-- SOURCE DATA start --

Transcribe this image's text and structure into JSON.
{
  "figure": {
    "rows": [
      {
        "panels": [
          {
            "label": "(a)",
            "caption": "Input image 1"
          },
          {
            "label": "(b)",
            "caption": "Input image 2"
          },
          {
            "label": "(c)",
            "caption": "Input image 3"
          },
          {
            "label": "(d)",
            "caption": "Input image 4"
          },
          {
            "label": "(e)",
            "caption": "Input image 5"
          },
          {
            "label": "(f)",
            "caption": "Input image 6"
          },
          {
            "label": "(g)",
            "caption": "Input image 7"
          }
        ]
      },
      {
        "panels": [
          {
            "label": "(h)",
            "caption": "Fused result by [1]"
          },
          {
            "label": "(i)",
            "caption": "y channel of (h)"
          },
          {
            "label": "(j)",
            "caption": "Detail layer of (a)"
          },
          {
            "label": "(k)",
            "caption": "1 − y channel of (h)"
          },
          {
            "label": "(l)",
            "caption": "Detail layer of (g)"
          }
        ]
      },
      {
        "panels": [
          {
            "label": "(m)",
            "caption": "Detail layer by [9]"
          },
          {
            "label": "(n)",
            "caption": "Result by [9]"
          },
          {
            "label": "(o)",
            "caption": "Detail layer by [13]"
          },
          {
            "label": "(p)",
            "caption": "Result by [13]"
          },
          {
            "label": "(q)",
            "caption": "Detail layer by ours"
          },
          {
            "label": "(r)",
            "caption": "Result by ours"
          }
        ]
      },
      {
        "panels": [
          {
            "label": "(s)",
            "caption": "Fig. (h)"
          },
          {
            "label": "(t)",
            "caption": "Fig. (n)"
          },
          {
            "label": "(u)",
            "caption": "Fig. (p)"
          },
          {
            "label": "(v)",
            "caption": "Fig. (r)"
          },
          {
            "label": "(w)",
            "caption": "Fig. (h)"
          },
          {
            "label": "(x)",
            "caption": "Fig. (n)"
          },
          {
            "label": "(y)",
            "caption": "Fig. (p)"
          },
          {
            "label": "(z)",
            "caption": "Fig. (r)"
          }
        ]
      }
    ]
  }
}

-- SOURCE DATA end --

**DESCRIPTION OF THE TASK**
Output an exact copy of each record.

**WRITTEN SOLUTION**
Transcribe this image's text and structure into JSON.
{
  "figure": {
    "rows": [
      {
        "panels": [
          {
            "label": "(a)",
            "caption": "Input image 1"
          },
          {
            "label": "(b)",
            "caption": "Input image 2"
          },
          {
            "label": "(c)",
            "caption": "Input image 3"
          },
          {
            "label": "(d)",
            "caption": "Input image 4"
          },
          {
            "label": "(e)",
            "caption": "Input image 5"
          },
          {
            "label": "(f)",
            "caption": "Input image 6"
          },
          {
            "label": "(g)",
            "caption": "Input image 7"
          }
        ]
      },
      {
        "panels": [
          {
            "label": "(h)",
            "caption": "Fused result by [1]"
          },
          {
            "label": "(i)",
            "caption": "y channel of (h)"
          },
          {
            "label": "(j)",
            "caption": "Detail layer of (a)"
          },
          {
            "label": "(k)",
            "caption": "1 − y channel of (h)"
          },
          {
            "label": "(l)",
            "caption": "Detail layer of (g)"
          }
        ]
      },
      {
        "panels": [
          {
            "label": "(m)",
            "caption": "Detail layer by [9]"
          },
          {
            "label": "(n)",
            "caption": "Result by [9]"
          },
          {
            "label": "(o)",
            "caption": "Detail layer by [13]"
          },
          {
            "label": "(p)",
            "caption": "Result by [13]"
          },
          {
            "label": "(q)",
            "caption": "Detail layer by ours"
          },
          {
            "label": "(r)",
            "caption": "Result by ours"
          }
        ]
      },
      {
        "panels": [
          {
            "label": "(s)",
            "caption": "Fig. (h)"
          },
          {
            "label": "(t)",
            "caption": "Fig. (n)"
          },
          {
            "label": "(u)",
            "caption": "Fig. (p)"
          },
          {
            "label": "(v)",
            "caption": "Fig. (r)"
          },
          {
            "label": "(w)",
            "caption": "Fig. (h)"
          },
          {
            "label": "(x)",
            "caption": "Fig. (n)"
          },
          {
            "label": "(y)",
            "caption": "Fig. (p)"
          },
          {
            "label": "(z)",
            "caption": "Fig. (r)"
          }
        ]
      }
    ]
  }
}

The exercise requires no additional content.